---------- Provided text
From 4f8126bb2308066b877859e4b5923ffb54143630 Mon Sep 17 00:00:00 2001
From: Gabriel Krisman Bertazi <krisman@suse.de>
Date: Sat, 5 Nov 2022 19:10:55 -0400
Subject: sbitmap: Use single per-bitmap counting to wake up queued tags

sbitmap suffers from code complexity, as demonstrated by recent fixes,
and eventual lost wake ups on nested I/O completion.  The later happens,
from what I understand, due to the non-atomic nature of the updates to
wait_cnt, which needs to be subtracted and eventually reset when equal
to zero.  This two step process can eventually miss an update when a
nested completion happens to interrupt the CPU in between the wait_cnt
updates.  This is very hard to fix, as shown by the recent changes to
this code.

The code complexity arises mostly from the corner cases to avoid missed
wakes in this scenario.  In addition, the handling of wake_batch
recalculation plus the synchronization with sbq_queue_wake_up is
non-trivial.
--------------------
---------- Data section
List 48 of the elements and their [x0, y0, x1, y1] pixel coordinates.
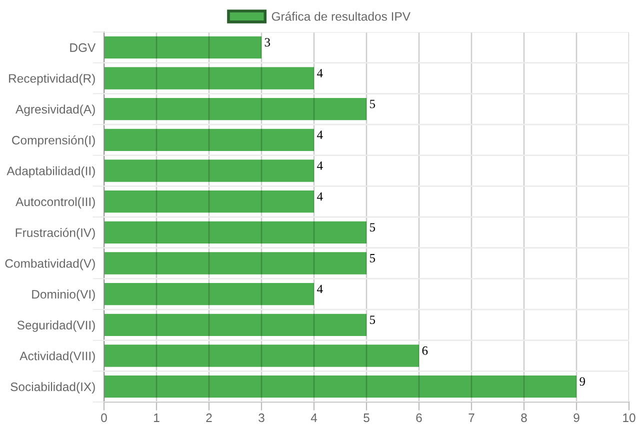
--------------------
- [Written instruction A]
According to the sbitmap patch text, what causes the lost wake ups on nested I/O completion?
- [Written instruction B]
Continue the sbitmap patch text from the end of its final sentence.
The lines are separate material, apart from the sbitmap patch text.

- [Final result A]
They are caused by the non-atomic updates to wait_cnt, which must be subtracted and then reset when it equals zero.

- [Final result B]
This patchset implements the idea originally proposed by Jan [1], which
removes the need for the two-step updates of wait_cnt.  This is done by
tracking the number of completions and wakeups in always increasing,
per-bitmap counters.  Instead of having to reset the wait_cnt when it
reaches zero, we simply keep counting, and attempt to wake up N threads
in a single wait queue whenever there is enough space for a batch.
Waking up less than batch_wake shouldn't be a problem, because we
haven't changed the conditions for wake up, and the existing batch
calculation guarantees at least enough remaining completions to wake up
a batch for each queue at any time.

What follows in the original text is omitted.